EXERCISE PROMPT → What is the number of lines containing the string "this"? Answer with the number only.

MATERIALS PROVIDED →

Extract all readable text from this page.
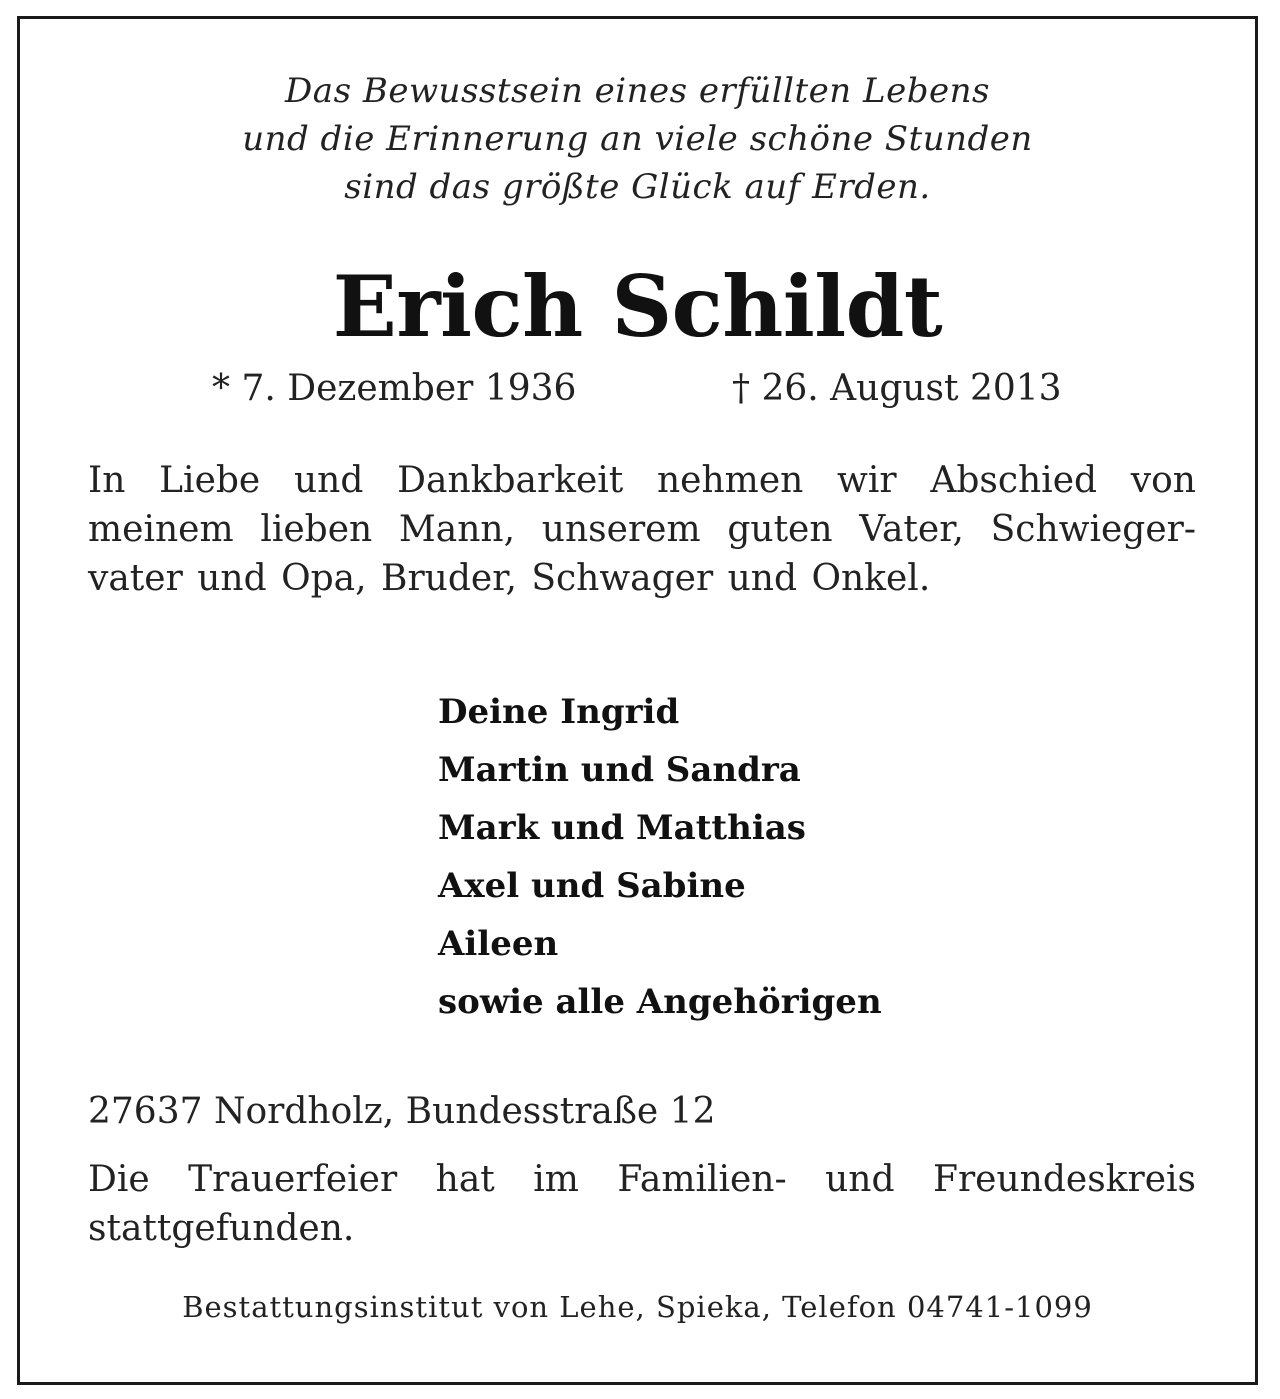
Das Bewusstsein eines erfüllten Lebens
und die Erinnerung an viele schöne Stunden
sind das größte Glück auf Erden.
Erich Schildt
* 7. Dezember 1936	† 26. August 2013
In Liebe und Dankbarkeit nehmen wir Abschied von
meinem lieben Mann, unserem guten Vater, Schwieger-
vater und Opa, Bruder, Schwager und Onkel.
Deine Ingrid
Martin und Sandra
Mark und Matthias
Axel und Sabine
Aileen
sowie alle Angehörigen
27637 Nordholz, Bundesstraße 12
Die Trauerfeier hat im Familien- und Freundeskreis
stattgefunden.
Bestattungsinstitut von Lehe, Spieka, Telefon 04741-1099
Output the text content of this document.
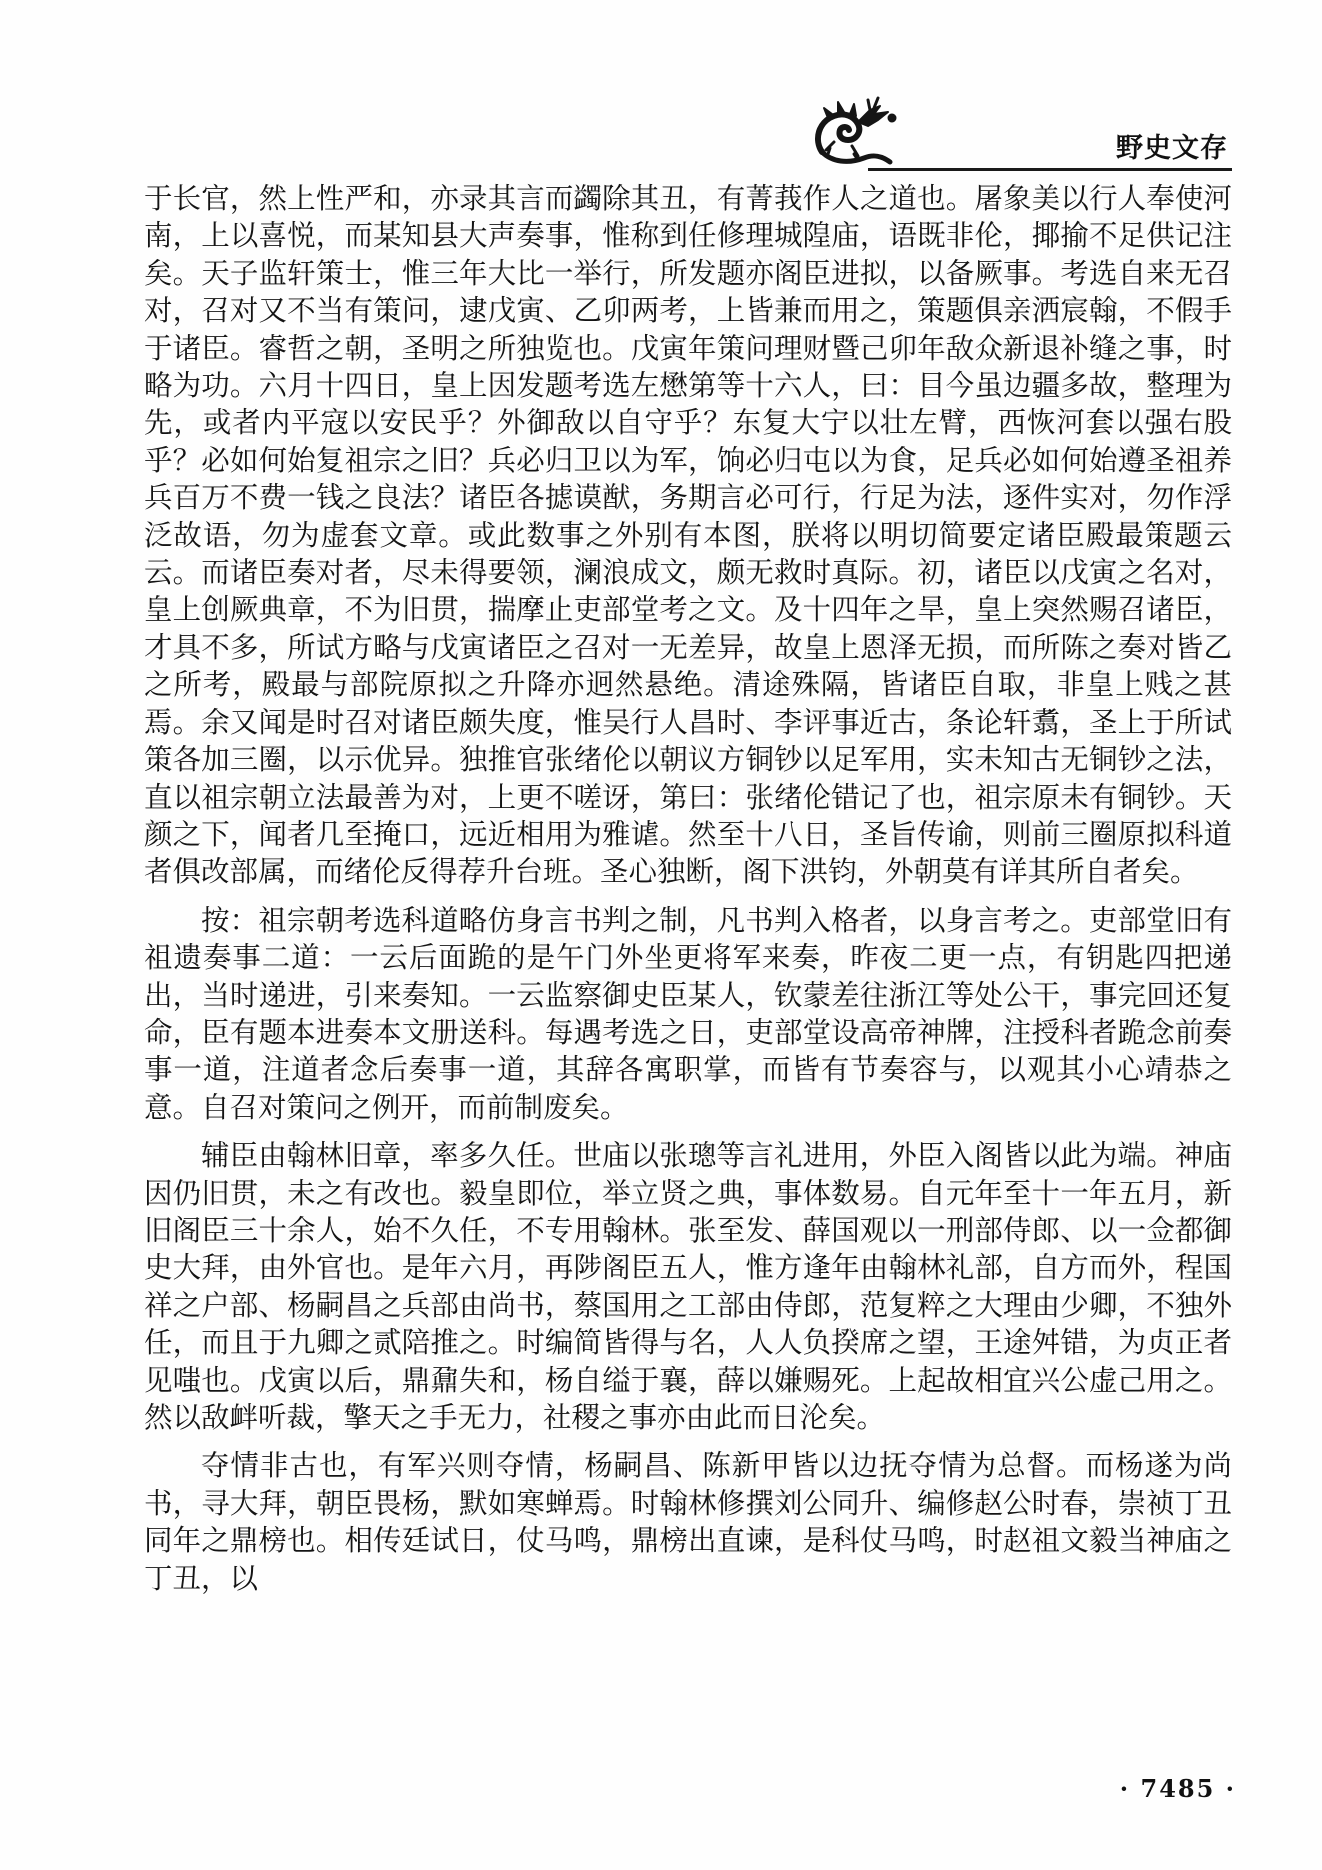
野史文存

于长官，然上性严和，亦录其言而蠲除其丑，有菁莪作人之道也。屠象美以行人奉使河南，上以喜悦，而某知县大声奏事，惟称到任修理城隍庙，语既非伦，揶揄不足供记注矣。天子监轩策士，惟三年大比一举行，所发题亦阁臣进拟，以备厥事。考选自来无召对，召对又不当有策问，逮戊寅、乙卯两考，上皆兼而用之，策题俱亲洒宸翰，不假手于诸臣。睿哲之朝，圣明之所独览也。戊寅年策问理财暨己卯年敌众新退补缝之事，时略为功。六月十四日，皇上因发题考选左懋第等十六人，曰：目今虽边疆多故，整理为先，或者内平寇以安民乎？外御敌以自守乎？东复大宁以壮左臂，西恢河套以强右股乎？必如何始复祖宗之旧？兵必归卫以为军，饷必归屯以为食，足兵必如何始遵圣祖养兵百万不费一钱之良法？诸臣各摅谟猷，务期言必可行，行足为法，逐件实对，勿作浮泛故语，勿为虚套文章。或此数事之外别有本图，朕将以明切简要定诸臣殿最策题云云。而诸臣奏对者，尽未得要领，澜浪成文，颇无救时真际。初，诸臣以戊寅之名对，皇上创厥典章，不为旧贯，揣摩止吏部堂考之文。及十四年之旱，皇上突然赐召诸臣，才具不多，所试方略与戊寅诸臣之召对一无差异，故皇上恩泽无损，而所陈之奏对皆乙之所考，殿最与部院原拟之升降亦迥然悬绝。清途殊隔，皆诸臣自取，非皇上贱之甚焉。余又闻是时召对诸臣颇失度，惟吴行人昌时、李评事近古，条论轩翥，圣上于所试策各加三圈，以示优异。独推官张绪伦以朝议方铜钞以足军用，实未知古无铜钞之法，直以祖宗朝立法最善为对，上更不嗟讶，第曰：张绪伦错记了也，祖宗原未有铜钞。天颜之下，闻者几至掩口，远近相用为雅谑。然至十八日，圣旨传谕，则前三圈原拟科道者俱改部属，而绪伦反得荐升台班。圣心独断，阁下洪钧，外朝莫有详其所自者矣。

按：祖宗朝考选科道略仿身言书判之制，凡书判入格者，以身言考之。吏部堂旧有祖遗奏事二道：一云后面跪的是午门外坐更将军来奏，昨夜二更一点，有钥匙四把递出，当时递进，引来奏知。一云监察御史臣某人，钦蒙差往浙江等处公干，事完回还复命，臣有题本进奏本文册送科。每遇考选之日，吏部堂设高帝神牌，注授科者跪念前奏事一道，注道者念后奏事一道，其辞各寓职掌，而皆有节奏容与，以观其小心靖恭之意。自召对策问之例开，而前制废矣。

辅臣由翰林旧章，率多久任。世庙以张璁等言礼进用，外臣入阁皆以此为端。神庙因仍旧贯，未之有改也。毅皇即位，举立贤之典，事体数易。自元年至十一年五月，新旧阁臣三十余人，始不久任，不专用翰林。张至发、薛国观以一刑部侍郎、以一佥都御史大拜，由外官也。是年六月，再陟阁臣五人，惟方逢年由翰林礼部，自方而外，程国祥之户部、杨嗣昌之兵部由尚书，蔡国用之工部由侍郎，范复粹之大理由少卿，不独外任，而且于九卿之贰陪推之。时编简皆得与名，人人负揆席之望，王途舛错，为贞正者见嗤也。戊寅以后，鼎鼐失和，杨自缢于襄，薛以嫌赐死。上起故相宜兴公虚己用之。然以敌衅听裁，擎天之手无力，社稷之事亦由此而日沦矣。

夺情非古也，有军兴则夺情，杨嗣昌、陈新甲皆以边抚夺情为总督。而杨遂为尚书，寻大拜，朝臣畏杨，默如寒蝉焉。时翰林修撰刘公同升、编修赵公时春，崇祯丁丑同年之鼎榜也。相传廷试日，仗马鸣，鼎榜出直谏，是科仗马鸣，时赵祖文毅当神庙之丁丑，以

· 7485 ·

RESPONSE TO THE TASK → 2